(Excerpt from a dataset)
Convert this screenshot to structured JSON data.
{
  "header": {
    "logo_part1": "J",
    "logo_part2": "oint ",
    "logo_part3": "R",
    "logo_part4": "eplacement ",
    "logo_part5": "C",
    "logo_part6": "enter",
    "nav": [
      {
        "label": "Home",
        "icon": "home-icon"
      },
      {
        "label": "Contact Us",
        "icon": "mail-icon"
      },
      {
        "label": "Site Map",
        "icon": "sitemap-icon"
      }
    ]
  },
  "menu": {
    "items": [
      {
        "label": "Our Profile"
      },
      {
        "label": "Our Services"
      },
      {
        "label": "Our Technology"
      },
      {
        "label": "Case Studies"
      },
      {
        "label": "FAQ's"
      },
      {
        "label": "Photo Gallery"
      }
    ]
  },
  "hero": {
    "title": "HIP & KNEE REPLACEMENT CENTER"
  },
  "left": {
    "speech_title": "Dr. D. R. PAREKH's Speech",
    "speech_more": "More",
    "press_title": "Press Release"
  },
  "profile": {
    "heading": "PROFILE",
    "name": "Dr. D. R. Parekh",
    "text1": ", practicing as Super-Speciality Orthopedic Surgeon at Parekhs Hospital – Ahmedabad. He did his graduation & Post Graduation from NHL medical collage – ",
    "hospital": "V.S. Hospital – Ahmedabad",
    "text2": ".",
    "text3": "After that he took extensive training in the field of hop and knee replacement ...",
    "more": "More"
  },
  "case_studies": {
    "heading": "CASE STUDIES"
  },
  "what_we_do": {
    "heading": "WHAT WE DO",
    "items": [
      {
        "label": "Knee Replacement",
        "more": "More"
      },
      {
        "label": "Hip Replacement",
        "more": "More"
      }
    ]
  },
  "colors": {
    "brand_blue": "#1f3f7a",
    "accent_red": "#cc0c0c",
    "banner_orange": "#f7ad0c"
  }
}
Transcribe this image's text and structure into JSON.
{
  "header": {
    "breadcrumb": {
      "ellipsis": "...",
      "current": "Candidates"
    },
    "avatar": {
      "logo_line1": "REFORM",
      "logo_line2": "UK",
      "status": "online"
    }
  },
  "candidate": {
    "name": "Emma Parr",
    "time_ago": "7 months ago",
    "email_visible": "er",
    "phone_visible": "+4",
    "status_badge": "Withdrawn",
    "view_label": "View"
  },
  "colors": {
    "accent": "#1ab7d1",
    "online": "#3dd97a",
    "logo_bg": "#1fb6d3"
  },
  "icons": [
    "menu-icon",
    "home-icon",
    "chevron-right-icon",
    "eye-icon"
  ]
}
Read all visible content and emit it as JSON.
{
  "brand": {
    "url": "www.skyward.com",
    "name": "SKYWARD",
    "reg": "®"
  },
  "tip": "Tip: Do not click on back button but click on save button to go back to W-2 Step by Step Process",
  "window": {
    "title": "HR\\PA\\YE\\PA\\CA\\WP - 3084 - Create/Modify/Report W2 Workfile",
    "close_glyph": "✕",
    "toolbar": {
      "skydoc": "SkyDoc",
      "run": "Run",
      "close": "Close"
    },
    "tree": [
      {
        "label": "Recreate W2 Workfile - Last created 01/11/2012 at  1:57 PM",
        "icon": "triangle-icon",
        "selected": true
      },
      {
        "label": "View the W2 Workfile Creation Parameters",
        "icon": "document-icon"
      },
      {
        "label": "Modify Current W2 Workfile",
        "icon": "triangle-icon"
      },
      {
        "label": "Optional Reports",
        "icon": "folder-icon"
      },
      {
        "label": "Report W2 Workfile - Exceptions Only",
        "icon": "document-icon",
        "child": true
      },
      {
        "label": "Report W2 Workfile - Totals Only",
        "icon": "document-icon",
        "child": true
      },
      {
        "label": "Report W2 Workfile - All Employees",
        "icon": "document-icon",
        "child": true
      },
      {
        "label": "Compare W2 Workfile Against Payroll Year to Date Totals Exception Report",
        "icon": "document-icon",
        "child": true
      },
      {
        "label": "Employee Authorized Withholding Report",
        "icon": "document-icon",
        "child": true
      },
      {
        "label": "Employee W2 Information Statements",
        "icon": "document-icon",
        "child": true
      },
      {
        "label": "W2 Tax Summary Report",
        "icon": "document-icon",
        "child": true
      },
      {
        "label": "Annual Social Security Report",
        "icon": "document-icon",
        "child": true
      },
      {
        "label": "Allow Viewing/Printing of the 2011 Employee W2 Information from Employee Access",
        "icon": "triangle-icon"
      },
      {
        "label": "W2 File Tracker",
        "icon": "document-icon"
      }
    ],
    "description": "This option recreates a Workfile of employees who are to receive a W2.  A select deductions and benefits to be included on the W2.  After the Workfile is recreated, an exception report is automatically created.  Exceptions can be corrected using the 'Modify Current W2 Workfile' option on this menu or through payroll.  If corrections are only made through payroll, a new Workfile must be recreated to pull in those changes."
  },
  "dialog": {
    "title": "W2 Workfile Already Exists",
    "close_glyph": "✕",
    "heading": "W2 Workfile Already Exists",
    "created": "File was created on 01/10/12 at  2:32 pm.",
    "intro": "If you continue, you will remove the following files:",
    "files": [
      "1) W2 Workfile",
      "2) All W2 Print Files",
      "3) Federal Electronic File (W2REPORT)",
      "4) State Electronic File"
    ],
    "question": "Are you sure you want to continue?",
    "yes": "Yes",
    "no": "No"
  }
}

* _THE PROBLEM_
Your task is to transcribe the listing above in full, exactly as given.

* _COMPLETE RESPONSE_
Convert this screenshot to structured JSON data.
{
  "header": {
    "logo_part1": "J",
    "logo_part2": "oint ",
    "logo_part3": "R",
    "logo_part4": "eplacement ",
    "logo_part5": "C",
    "logo_part6": "enter",
    "nav": [
      {
        "label": "Home",
        "icon": "home-icon"
      },
      {
        "label": "Contact Us",
        "icon": "mail-icon"
      },
      {
        "label": "Site Map",
        "icon": "sitemap-icon"
      }
    ]
  },
  "menu": {
    "items": [
      {
        "label": "Our Profile"
      },
      {
        "label": "Our Services"
      },
      {
        "label": "Our Technology"
      },
      {
        "label": "Case Studies"
      },
      {
        "label": "FAQ's"
      },
      {
        "label": "Photo Gallery"
      }
    ]
  },
  "hero": {
    "title": "HIP & KNEE REPLACEMENT CENTER"
  },
  "left": {
    "speech_title": "Dr. D. R. PAREKH's Speech",
    "speech_more": "More",
    "press_title": "Press Release"
  },
  "profile": {
    "heading": "PROFILE",
    "name": "Dr. D. R. Parekh",
    "text1": ", practicing as Super-Speciality Orthopedic Surgeon at Parekhs Hospital – Ahmedabad. He did his graduation & Post Graduation from NHL medical collage – ",
    "hospital": "V.S. Hospital – Ahmedabad",
    "text2": ".",
    "text3": "After that he took extensive training in the field of hop and knee replacement ...",
    "more": "More"
  },
  "case_studies": {
    "heading": "CASE STUDIES"
  },
  "what_we_do": {
    "heading": "WHAT WE DO",
    "items": [
      {
        "label": "Knee Replacement",
        "more": "More"
      },
      {
        "label": "Hip Replacement",
        "more": "More"
      }
    ]
  },
  "colors": {
    "brand_blue": "#1f3f7a",
    "accent_red": "#cc0c0c",
    "banner_orange": "#f7ad0c"
  }
}
Transcribe this image's text and structure into JSON.
{
  "header": {
    "breadcrumb": {
      "ellipsis": "...",
      "current": "Candidates"
    },
    "avatar": {
      "logo_line1": "REFORM",
      "logo_line2": "UK",
      "status": "online"
    }
  },
  "candidate": {
    "name": "Emma Parr",
    "time_ago": "7 months ago",
    "email_visible": "er",
    "phone_visible": "+4",
    "status_badge": "Withdrawn",
    "view_label": "View"
  },
  "colors": {
    "accent": "#1ab7d1",
    "online": "#3dd97a",
    "logo_bg": "#1fb6d3"
  },
  "icons": [
    "menu-icon",
    "home-icon",
    "chevron-right-icon",
    "eye-icon"
  ]
}
Read all visible content and emit it as JSON.
{
  "brand": {
    "url": "www.skyward.com",
    "name": "SKYWARD",
    "reg": "®"
  },
  "tip": "Tip: Do not click on back button but click on save button to go back to W-2 Step by Step Process",
  "window": {
    "title": "HR\\PA\\YE\\PA\\CA\\WP - 3084 - Create/Modify/Report W2 Workfile",
    "close_glyph": "✕",
    "toolbar": {
      "skydoc": "SkyDoc",
      "run": "Run",
      "close": "Close"
    },
    "tree": [
      {
        "label": "Recreate W2 Workfile - Last created 01/11/2012 at  1:57 PM",
        "icon": "triangle-icon",
        "selected": true
      },
      {
        "label": "View the W2 Workfile Creation Parameters",
        "icon": "document-icon"
      },
      {
        "label": "Modify Current W2 Workfile",
        "icon": "triangle-icon"
      },
      {
        "label": "Optional Reports",
        "icon": "folder-icon"
      },
      {
        "label": "Report W2 Workfile - Exceptions Only",
        "icon": "document-icon",
        "child": true
      },
      {
        "label": "Report W2 Workfile - Totals Only",
        "icon": "document-icon",
        "child": true
      },
      {
        "label": "Report W2 Workfile - All Employees",
        "icon": "document-icon",
        "child": true
      },
      {
        "label": "Compare W2 Workfile Against Payroll Year to Date Totals Exception Report",
        "icon": "document-icon",
        "child": true
      },
      {
        "label": "Employee Authorized Withholding Report",
        "icon": "document-icon",
        "child": true
      },
      {
        "label": "Employee W2 Information Statements",
        "icon": "document-icon",
        "child": true
      },
      {
        "label": "W2 Tax Summary Report",
        "icon": "document-icon",
        "child": true
      },
      {
        "label": "Annual Social Security Report",
        "icon": "document-icon",
        "child": true
      },
      {
        "label": "Allow Viewing/Printing of the 2011 Employee W2 Information from Employee Access",
        "icon": "triangle-icon"
      },
      {
        "label": "W2 File Tracker",
        "icon": "document-icon"
      }
    ],
    "description": "This option recreates a Workfile of employees who are to receive a W2.  A select deductions and benefits to be included on the W2.  After the Workfile is recreated, an exception report is automatically created.  Exceptions can be corrected using the 'Modify Current W2 Workfile' option on this menu or through payroll.  If corrections are only made through payroll, a new Workfile must be recreated to pull in those changes."
  },
  "dialog": {
    "title": "W2 Workfile Already Exists",
    "close_glyph": "✕",
    "heading": "W2 Workfile Already Exists",
    "created": "File was created on 01/10/12 at  2:32 pm.",
    "intro": "If you continue, you will remove the following files:",
    "files": [
      "1) W2 Workfile",
      "2) All W2 Print Files",
      "3) Federal Electronic File (W2REPORT)",
      "4) State Electronic File"
    ],
    "question": "Are you sure you want to continue?",
    "yes": "Yes",
    "no": "No"
  }
}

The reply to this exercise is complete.